__SUPPLIED MATERIAL__
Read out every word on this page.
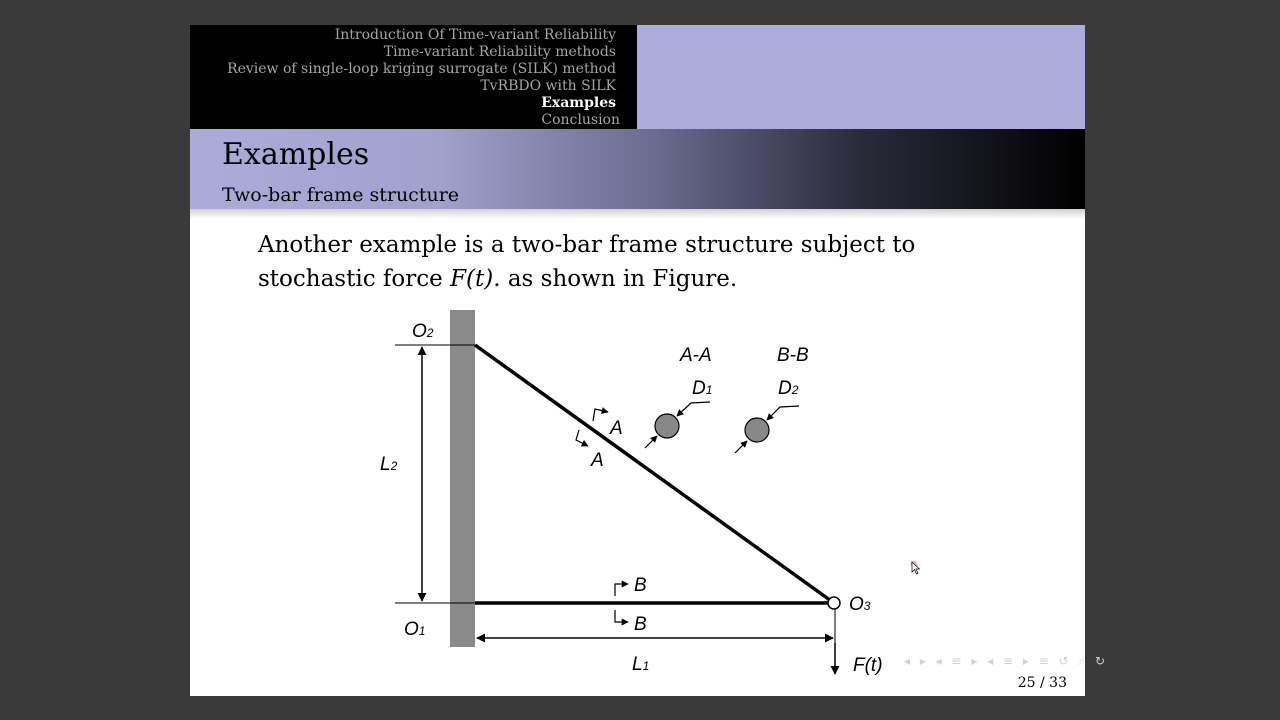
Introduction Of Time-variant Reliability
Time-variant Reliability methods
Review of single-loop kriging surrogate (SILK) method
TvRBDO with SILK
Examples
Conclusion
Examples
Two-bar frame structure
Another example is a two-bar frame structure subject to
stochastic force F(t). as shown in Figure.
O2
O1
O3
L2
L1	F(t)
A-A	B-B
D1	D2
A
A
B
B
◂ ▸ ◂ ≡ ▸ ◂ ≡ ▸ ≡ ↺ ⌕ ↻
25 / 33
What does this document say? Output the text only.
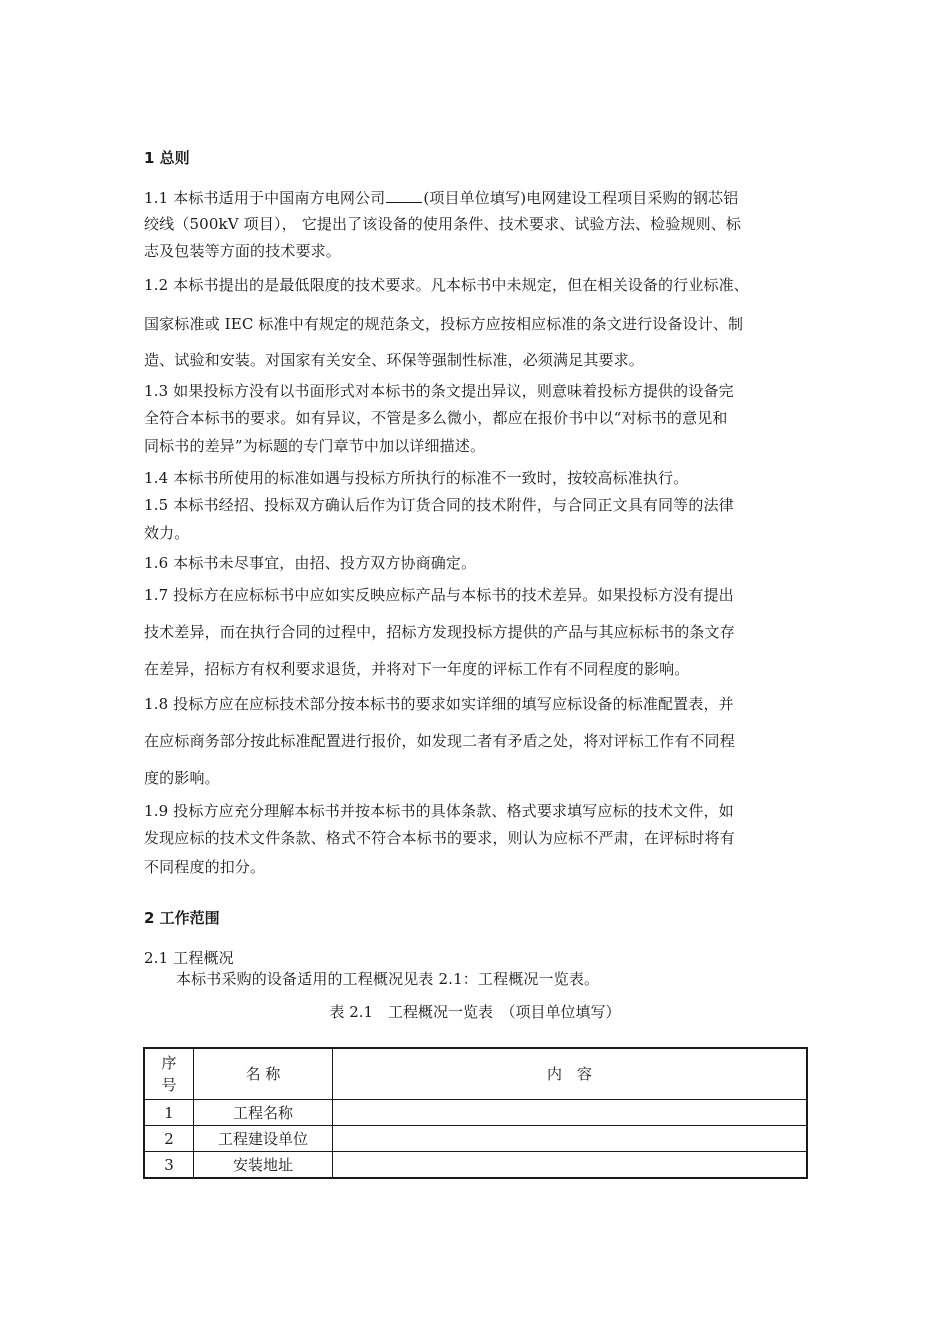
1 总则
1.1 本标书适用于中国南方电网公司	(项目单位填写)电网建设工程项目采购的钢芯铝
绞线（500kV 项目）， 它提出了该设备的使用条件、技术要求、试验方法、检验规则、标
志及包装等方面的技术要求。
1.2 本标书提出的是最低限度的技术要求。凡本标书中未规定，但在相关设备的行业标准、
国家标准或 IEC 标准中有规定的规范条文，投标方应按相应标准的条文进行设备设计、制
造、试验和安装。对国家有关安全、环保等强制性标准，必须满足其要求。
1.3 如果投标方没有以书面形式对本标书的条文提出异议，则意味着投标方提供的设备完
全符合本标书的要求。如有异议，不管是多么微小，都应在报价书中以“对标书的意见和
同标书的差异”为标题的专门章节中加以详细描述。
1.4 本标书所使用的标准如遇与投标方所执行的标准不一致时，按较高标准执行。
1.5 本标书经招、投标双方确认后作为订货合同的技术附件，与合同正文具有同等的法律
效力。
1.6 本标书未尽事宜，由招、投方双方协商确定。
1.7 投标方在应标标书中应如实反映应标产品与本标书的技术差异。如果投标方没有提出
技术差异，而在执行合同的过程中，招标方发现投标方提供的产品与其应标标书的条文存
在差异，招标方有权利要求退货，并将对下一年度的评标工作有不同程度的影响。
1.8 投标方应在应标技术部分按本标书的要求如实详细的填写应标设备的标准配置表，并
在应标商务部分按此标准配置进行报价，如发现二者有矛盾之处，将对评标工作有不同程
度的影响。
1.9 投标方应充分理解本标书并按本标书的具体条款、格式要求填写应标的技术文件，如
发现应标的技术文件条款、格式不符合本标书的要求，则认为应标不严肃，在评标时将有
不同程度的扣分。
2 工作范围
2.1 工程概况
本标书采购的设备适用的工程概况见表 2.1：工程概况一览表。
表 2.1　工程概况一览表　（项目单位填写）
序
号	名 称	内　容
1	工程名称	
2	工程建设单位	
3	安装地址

...

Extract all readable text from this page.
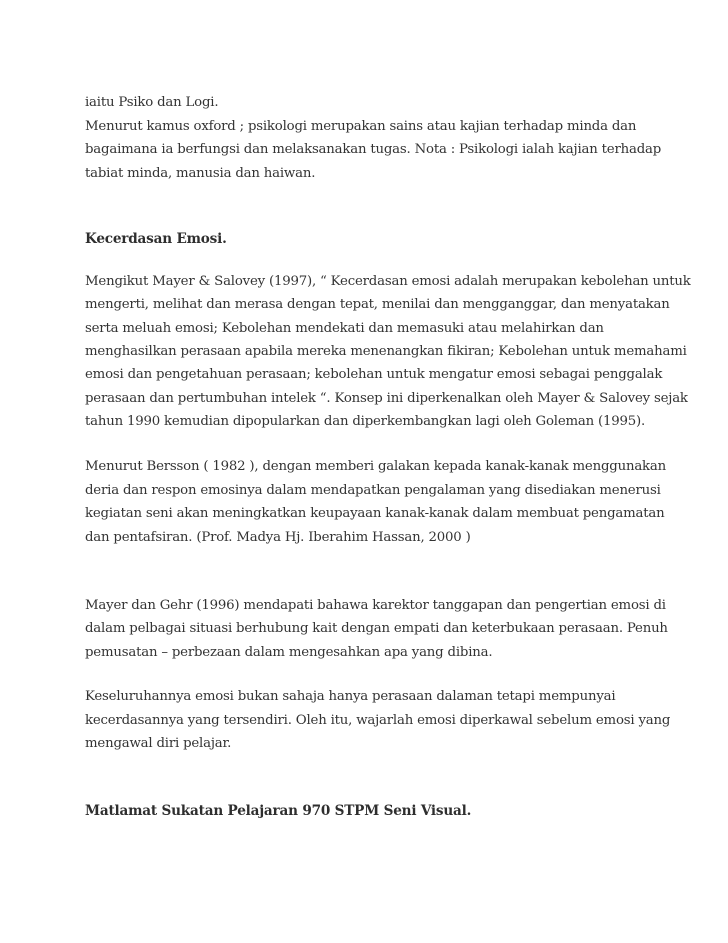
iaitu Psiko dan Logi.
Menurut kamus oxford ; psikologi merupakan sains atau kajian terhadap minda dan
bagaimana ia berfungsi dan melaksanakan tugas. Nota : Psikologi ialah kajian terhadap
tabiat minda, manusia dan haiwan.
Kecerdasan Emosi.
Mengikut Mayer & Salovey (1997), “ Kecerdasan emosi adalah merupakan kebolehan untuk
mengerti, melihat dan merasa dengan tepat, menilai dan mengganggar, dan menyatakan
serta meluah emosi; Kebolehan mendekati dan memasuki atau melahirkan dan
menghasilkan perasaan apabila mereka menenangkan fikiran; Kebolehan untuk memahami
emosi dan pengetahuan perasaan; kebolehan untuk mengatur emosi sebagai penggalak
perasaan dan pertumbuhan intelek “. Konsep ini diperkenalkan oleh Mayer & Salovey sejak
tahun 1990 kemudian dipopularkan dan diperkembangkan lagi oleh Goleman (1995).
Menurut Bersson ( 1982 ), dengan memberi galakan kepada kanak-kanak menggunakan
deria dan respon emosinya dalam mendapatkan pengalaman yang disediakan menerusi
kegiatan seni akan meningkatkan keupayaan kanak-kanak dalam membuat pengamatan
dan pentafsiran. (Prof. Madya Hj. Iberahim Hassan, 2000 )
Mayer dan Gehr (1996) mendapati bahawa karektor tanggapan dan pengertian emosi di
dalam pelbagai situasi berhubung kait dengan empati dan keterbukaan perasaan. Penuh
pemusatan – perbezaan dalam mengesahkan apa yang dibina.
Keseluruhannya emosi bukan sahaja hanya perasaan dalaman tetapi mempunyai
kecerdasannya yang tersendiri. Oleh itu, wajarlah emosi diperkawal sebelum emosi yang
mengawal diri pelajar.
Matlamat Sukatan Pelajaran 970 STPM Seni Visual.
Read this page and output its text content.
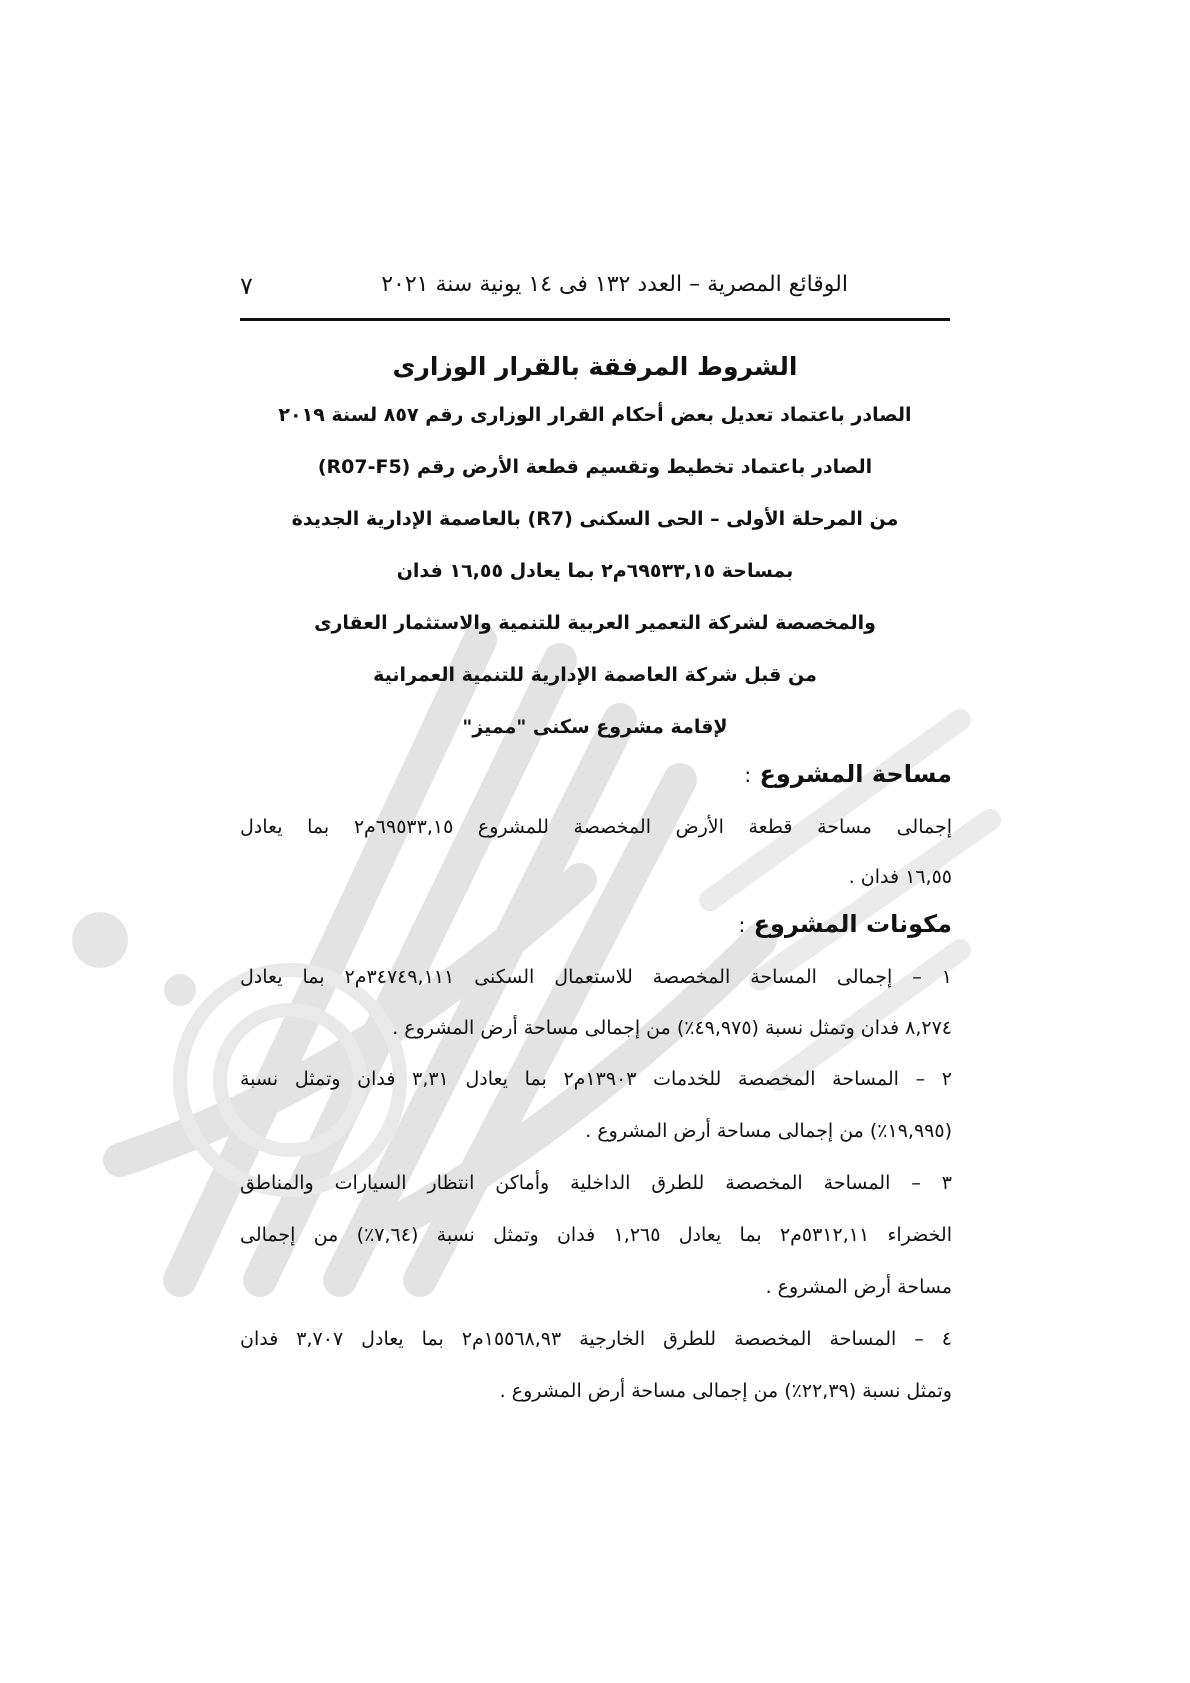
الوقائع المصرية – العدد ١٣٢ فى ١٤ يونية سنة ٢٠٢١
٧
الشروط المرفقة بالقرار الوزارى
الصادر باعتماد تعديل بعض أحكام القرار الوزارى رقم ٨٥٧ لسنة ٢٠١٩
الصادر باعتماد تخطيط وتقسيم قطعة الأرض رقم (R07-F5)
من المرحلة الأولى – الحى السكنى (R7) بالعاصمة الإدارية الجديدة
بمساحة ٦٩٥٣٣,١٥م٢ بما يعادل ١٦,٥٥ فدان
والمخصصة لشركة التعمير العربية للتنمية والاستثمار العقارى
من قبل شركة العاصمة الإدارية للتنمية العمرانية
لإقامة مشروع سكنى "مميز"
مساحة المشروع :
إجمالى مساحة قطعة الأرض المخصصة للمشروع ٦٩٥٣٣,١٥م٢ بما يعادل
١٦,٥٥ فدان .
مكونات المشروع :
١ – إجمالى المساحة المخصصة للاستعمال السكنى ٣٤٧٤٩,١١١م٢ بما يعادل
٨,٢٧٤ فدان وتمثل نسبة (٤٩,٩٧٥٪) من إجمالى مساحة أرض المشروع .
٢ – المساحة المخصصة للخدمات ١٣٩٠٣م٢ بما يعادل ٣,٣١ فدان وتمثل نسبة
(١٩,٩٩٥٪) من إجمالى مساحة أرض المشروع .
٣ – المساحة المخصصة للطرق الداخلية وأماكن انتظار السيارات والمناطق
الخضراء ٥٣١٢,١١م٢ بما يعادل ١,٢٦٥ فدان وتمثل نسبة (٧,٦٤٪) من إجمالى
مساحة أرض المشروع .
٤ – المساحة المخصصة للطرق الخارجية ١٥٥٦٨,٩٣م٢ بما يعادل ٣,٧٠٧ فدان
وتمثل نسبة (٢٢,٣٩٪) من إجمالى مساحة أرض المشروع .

---

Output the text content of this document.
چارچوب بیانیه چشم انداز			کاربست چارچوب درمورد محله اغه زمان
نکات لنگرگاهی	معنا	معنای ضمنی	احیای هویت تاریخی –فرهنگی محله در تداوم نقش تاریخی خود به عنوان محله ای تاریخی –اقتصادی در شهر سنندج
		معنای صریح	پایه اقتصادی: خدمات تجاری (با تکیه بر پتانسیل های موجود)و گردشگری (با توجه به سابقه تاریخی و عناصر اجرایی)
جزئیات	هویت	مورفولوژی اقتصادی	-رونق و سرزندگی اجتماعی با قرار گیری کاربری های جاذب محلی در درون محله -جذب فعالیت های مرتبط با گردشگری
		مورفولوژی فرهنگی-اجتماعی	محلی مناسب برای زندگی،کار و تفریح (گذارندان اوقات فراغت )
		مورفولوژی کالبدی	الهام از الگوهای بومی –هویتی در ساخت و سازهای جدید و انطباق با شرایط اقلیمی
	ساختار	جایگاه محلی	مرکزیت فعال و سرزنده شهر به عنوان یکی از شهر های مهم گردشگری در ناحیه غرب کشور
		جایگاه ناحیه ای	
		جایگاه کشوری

__AIM OF THE TASK__
Give the number of lines in the material above that have the word "السكنى" in them, and nothing more.

__EXERCISE ANSWER__
2